The task -
Retype the full set of records. Keep every character identical.

### Data excerpts ###

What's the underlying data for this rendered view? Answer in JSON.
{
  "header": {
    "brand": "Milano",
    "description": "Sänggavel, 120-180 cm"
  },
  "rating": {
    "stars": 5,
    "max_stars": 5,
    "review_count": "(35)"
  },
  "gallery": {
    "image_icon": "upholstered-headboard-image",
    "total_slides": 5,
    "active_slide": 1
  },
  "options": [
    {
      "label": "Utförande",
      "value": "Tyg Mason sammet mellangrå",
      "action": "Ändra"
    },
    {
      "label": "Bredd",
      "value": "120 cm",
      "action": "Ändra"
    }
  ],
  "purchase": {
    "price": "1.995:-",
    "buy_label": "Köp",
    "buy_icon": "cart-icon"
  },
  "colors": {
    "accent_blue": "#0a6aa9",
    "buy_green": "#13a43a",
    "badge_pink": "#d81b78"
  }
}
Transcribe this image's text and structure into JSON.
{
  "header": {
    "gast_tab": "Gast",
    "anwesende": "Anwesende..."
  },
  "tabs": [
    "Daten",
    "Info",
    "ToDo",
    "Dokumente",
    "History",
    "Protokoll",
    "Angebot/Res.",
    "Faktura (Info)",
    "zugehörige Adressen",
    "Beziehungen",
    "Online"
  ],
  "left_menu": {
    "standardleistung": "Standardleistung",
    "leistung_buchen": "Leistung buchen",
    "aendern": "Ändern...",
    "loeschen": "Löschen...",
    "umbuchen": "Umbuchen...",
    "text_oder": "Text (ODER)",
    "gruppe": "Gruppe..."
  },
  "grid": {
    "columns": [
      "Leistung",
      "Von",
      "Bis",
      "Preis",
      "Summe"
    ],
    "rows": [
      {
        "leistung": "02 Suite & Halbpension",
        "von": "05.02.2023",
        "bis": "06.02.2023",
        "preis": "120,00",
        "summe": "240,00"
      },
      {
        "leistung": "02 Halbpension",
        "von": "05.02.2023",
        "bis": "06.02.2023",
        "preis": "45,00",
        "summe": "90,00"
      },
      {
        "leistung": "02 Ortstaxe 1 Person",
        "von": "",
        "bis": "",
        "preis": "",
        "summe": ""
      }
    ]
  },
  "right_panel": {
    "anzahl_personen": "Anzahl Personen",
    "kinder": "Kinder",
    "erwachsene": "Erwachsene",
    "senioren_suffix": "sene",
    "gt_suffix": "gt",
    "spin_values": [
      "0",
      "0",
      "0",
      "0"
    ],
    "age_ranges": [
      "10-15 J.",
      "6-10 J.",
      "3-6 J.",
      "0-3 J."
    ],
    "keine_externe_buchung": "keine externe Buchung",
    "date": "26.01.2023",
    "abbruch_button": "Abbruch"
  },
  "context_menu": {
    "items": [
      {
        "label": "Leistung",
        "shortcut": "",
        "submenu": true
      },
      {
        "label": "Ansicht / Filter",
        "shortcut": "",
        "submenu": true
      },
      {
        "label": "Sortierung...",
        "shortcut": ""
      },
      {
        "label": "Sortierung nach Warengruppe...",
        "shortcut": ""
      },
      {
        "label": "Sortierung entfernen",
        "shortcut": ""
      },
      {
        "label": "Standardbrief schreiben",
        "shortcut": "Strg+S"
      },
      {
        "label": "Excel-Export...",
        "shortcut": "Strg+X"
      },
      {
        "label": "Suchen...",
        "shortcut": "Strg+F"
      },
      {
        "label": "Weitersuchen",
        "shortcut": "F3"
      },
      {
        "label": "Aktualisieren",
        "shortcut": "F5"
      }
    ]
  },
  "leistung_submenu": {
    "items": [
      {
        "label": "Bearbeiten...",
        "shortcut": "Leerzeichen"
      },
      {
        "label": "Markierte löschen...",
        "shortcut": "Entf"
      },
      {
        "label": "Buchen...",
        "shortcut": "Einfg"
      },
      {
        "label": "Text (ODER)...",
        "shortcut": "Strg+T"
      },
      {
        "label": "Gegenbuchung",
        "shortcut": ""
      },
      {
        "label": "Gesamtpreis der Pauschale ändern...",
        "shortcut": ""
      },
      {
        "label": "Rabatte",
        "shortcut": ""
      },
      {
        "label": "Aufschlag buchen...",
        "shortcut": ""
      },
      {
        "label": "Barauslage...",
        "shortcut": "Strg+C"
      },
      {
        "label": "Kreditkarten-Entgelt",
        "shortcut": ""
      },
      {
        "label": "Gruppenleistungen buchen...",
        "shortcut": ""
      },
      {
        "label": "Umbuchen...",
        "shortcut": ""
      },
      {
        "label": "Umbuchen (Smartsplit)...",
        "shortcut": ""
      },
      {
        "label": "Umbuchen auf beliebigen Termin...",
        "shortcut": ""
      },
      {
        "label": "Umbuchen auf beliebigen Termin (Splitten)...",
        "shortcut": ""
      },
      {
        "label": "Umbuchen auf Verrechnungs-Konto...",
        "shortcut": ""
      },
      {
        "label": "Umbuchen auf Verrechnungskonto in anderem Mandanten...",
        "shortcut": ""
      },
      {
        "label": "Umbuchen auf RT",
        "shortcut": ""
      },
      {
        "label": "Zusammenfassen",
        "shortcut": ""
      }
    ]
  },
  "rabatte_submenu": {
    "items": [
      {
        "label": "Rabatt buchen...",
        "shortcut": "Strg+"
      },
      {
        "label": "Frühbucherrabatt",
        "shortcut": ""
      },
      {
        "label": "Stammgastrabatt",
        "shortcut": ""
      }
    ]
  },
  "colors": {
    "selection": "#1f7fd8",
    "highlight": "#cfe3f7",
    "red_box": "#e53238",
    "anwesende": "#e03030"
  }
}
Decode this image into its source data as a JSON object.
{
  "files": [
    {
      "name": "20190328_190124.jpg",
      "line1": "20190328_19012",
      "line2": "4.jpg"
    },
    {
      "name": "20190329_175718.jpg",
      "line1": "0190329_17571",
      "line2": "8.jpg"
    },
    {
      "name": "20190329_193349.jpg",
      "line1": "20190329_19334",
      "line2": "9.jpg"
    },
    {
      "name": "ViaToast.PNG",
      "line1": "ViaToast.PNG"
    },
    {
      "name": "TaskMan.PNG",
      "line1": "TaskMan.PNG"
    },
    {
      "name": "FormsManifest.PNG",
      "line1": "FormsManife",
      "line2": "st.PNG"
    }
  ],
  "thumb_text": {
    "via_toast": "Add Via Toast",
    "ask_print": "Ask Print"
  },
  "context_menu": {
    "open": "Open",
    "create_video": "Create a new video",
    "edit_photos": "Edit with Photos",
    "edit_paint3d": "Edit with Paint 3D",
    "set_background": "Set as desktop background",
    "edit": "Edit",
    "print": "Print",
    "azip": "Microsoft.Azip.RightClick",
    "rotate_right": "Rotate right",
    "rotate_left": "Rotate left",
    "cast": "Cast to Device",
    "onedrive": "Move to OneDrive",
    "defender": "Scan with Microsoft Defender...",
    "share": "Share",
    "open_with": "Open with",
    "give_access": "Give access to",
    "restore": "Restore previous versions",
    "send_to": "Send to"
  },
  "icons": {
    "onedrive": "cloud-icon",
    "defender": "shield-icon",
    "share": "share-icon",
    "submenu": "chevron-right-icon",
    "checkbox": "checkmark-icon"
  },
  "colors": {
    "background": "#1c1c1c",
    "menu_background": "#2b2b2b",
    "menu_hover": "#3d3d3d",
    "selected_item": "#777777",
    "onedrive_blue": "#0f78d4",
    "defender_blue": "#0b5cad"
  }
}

###

Answer to this exercise -
What's the underlying data for this rendered view? Answer in JSON.
{
  "header": {
    "brand": "Milano",
    "description": "Sänggavel, 120-180 cm"
  },
  "rating": {
    "stars": 5,
    "max_stars": 5,
    "review_count": "(35)"
  },
  "gallery": {
    "image_icon": "upholstered-headboard-image",
    "total_slides": 5,
    "active_slide": 1
  },
  "options": [
    {
      "label": "Utförande",
      "value": "Tyg Mason sammet mellangrå",
      "action": "Ändra"
    },
    {
      "label": "Bredd",
      "value": "120 cm",
      "action": "Ändra"
    }
  ],
  "purchase": {
    "price": "1.995:-",
    "buy_label": "Köp",
    "buy_icon": "cart-icon"
  },
  "colors": {
    "accent_blue": "#0a6aa9",
    "buy_green": "#13a43a",
    "badge_pink": "#d81b78"
  }
}
Transcribe this image's text and structure into JSON.
{
  "header": {
    "gast_tab": "Gast",
    "anwesende": "Anwesende..."
  },
  "tabs": [
    "Daten",
    "Info",
    "ToDo",
    "Dokumente",
    "History",
    "Protokoll",
    "Angebot/Res.",
    "Faktura (Info)",
    "zugehörige Adressen",
    "Beziehungen",
    "Online"
  ],
  "left_menu": {
    "standardleistung": "Standardleistung",
    "leistung_buchen": "Leistung buchen",
    "aendern": "Ändern...",
    "loeschen": "Löschen...",
    "umbuchen": "Umbuchen...",
    "text_oder": "Text (ODER)",
    "gruppe": "Gruppe..."
  },
  "grid": {
    "columns": [
      "Leistung",
      "Von",
      "Bis",
      "Preis",
      "Summe"
    ],
    "rows": [
      {
        "leistung": "02 Suite & Halbpension",
        "von": "05.02.2023",
        "bis": "06.02.2023",
        "preis": "120,00",
        "summe": "240,00"
      },
      {
        "leistung": "02 Halbpension",
        "von": "05.02.2023",
        "bis": "06.02.2023",
        "preis": "45,00",
        "summe": "90,00"
      },
      {
        "leistung": "02 Ortstaxe 1 Person",
        "von": "",
        "bis": "",
        "preis": "",
        "summe": ""
      }
    ]
  },
  "right_panel": {
    "anzahl_personen": "Anzahl Personen",
    "kinder": "Kinder",
    "erwachsene": "Erwachsene",
    "senioren_suffix": "sene",
    "gt_suffix": "gt",
    "spin_values": [
      "0",
      "0",
      "0",
      "0"
    ],
    "age_ranges": [
      "10-15 J.",
      "6-10 J.",
      "3-6 J.",
      "0-3 J."
    ],
    "keine_externe_buchung": "keine externe Buchung",
    "date": "26.01.2023",
    "abbruch_button": "Abbruch"
  },
  "context_menu": {
    "items": [
      {
        "label": "Leistung",
        "shortcut": "",
        "submenu": true
      },
      {
        "label": "Ansicht / Filter",
        "shortcut": "",
        "submenu": true
      },
      {
        "label": "Sortierung...",
        "shortcut": ""
      },
      {
        "label": "Sortierung nach Warengruppe...",
        "shortcut": ""
      },
      {
        "label": "Sortierung entfernen",
        "shortcut": ""
      },
      {
        "label": "Standardbrief schreiben",
        "shortcut": "Strg+S"
      },
      {
        "label": "Excel-Export...",
        "shortcut": "Strg+X"
      },
      {
        "label": "Suchen...",
        "shortcut": "Strg+F"
      },
      {
        "label": "Weitersuchen",
        "shortcut": "F3"
      },
      {
        "label": "Aktualisieren",
        "shortcut": "F5"
      }
    ]
  },
  "leistung_submenu": {
    "items": [
      {
        "label": "Bearbeiten...",
        "shortcut": "Leerzeichen"
      },
      {
        "label": "Markierte löschen...",
        "shortcut": "Entf"
      },
      {
        "label": "Buchen...",
        "shortcut": "Einfg"
      },
      {
        "label": "Text (ODER)...",
        "shortcut": "Strg+T"
      },
      {
        "label": "Gegenbuchung",
        "shortcut": ""
      },
      {
        "label": "Gesamtpreis der Pauschale ändern...",
        "shortcut": ""
      },
      {
        "label": "Rabatte",
        "shortcut": ""
      },
      {
        "label": "Aufschlag buchen...",
        "shortcut": ""
      },
      {
        "label": "Barauslage...",
        "shortcut": "Strg+C"
      },
      {
        "label": "Kreditkarten-Entgelt",
        "shortcut": ""
      },
      {
        "label": "Gruppenleistungen buchen...",
        "shortcut": ""
      },
      {
        "label": "Umbuchen...",
        "shortcut": ""
      },
      {
        "label": "Umbuchen (Smartsplit)...",
        "shortcut": ""
      },
      {
        "label": "Umbuchen auf beliebigen Termin...",
        "shortcut": ""
      },
      {
        "label": "Umbuchen auf beliebigen Termin (Splitten)...",
        "shortcut": ""
      },
      {
        "label": "Umbuchen auf Verrechnungs-Konto...",
        "shortcut": ""
      },
      {
        "label": "Umbuchen auf Verrechnungskonto in anderem Mandanten...",
        "shortcut": ""
      },
      {
        "label": "Umbuchen auf RT",
        "shortcut": ""
      },
      {
        "label": "Zusammenfassen",
        "shortcut": ""
      }
    ]
  },
  "rabatte_submenu": {
    "items": [
      {
        "label": "Rabatt buchen...",
        "shortcut": "Strg+"
      },
      {
        "label": "Frühbucherrabatt",
        "shortcut": ""
      },
      {
        "label": "Stammgastrabatt",
        "shortcut": ""
      }
    ]
  },
  "colors": {
    "selection": "#1f7fd8",
    "highlight": "#cfe3f7",
    "red_box": "#e53238",
    "anwesende": "#e03030"
  }
}
Decode this image into its source data as a JSON object.
{
  "files": [
    {
      "name": "20190328_190124.jpg",
      "line1": "20190328_19012",
      "line2": "4.jpg"
    },
    {
      "name": "20190329_175718.jpg",
      "line1": "0190329_17571",
      "line2": "8.jpg"
    },
    {
      "name": "20190329_193349.jpg",
      "line1": "20190329_19334",
      "line2": "9.jpg"
    },
    {
      "name": "ViaToast.PNG",
      "line1": "ViaToast.PNG"
    },
    {
      "name": "TaskMan.PNG",
      "line1": "TaskMan.PNG"
    },
    {
      "name": "FormsManifest.PNG",
      "line1": "FormsManife",
      "line2": "st.PNG"
    }
  ],
  "thumb_text": {
    "via_toast": "Add Via Toast",
    "ask_print": "Ask Print"
  },
  "context_menu": {
    "open": "Open",
    "create_video": "Create a new video",
    "edit_photos": "Edit with Photos",
    "edit_paint3d": "Edit with Paint 3D",
    "set_background": "Set as desktop background",
    "edit": "Edit",
    "print": "Print",
    "azip": "Microsoft.Azip.RightClick",
    "rotate_right": "Rotate right",
    "rotate_left": "Rotate left",
    "cast": "Cast to Device",
    "onedrive": "Move to OneDrive",
    "defender": "Scan with Microsoft Defender...",
    "share": "Share",
    "open_with": "Open with",
    "give_access": "Give access to",
    "restore": "Restore previous versions",
    "send_to": "Send to"
  },
  "icons": {
    "onedrive": "cloud-icon",
    "defender": "shield-icon",
    "share": "share-icon",
    "submenu": "chevron-right-icon",
    "checkbox": "checkmark-icon"
  },
  "colors": {
    "background": "#1c1c1c",
    "menu_background": "#2b2b2b",
    "menu_hover": "#3d3d3d",
    "selected_item": "#777777",
    "onedrive_blue": "#0f78d4",
    "defender_blue": "#0b5cad"
  }
}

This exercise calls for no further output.